Begin Dataset

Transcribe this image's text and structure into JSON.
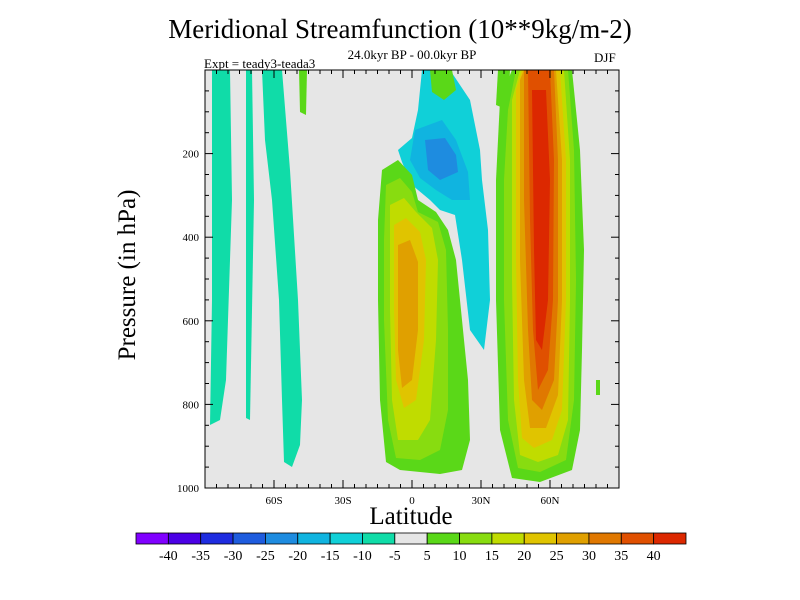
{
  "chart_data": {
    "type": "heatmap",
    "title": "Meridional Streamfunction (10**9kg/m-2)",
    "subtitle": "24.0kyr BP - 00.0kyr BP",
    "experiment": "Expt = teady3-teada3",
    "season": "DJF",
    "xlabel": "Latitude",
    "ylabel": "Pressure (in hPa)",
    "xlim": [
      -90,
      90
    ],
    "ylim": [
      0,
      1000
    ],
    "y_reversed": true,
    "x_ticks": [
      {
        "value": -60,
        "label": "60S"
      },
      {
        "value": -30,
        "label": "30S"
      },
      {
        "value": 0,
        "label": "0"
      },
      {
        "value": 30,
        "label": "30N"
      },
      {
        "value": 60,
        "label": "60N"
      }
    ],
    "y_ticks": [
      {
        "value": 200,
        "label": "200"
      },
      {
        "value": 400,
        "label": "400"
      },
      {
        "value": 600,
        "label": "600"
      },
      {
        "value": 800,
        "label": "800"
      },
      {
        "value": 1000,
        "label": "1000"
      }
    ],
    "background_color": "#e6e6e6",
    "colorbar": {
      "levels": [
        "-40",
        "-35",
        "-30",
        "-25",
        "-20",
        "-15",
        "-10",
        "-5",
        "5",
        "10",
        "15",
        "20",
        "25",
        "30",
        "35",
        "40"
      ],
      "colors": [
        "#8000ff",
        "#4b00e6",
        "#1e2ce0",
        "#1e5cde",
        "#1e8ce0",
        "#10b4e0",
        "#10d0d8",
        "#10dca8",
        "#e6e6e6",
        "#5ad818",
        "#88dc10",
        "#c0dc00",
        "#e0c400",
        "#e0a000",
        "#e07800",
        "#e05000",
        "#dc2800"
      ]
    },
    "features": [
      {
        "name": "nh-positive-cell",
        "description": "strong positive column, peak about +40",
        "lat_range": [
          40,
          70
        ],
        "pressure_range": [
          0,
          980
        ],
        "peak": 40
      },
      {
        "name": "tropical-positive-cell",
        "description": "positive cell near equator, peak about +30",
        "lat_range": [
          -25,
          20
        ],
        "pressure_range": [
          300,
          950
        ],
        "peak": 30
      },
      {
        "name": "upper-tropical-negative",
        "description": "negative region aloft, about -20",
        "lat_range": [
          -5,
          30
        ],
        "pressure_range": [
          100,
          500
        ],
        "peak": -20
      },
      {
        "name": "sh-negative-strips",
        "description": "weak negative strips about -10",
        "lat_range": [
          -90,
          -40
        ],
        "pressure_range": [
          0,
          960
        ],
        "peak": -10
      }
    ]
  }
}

End Dataset

What is being asked: Restate the data above exactly, stripping out each image.

Full answer:
Transcribe this image's text and structure into JSON.
{
  "chart_data": {
    "type": "heatmap",
    "title": "Meridional Streamfunction (10**9kg/m-2)",
    "subtitle": "24.0kyr BP - 00.0kyr BP",
    "experiment": "Expt = teady3-teada3",
    "season": "DJF",
    "xlabel": "Latitude",
    "ylabel": "Pressure (in hPa)",
    "xlim": [
      -90,
      90
    ],
    "ylim": [
      0,
      1000
    ],
    "y_reversed": true,
    "x_ticks": [
      {
        "value": -60,
        "label": "60S"
      },
      {
        "value": -30,
        "label": "30S"
      },
      {
        "value": 0,
        "label": "0"
      },
      {
        "value": 30,
        "label": "30N"
      },
      {
        "value": 60,
        "label": "60N"
      }
    ],
    "y_ticks": [
      {
        "value": 200,
        "label": "200"
      },
      {
        "value": 400,
        "label": "400"
      },
      {
        "value": 600,
        "label": "600"
      },
      {
        "value": 800,
        "label": "800"
      },
      {
        "value": 1000,
        "label": "1000"
      }
    ],
    "background_color": "#e6e6e6",
    "colorbar": {
      "levels": [
        "-40",
        "-35",
        "-30",
        "-25",
        "-20",
        "-15",
        "-10",
        "-5",
        "5",
        "10",
        "15",
        "20",
        "25",
        "30",
        "35",
        "40"
      ],
      "colors": [
        "#8000ff",
        "#4b00e6",
        "#1e2ce0",
        "#1e5cde",
        "#1e8ce0",
        "#10b4e0",
        "#10d0d8",
        "#10dca8",
        "#e6e6e6",
        "#5ad818",
        "#88dc10",
        "#c0dc00",
        "#e0c400",
        "#e0a000",
        "#e07800",
        "#e05000",
        "#dc2800"
      ]
    },
    "features": [
      {
        "name": "nh-positive-cell",
        "description": "strong positive column, peak about +40",
        "lat_range": [
          40,
          70
        ],
        "pressure_range": [
          0,
          980
        ],
        "peak": 40
      },
      {
        "name": "tropical-positive-cell",
        "description": "positive cell near equator, peak about +30",
        "lat_range": [
          -25,
          20
        ],
        "pressure_range": [
          300,
          950
        ],
        "peak": 30
      },
      {
        "name": "upper-tropical-negative",
        "description": "negative region aloft, about -20",
        "lat_range": [
          -5,
          30
        ],
        "pressure_range": [
          100,
          500
        ],
        "peak": -20
      },
      {
        "name": "sh-negative-strips",
        "description": "weak negative strips about -10",
        "lat_range": [
          -90,
          -40
        ],
        "pressure_range": [
          0,
          960
        ],
        "peak": -10
      }
    ]
  }
}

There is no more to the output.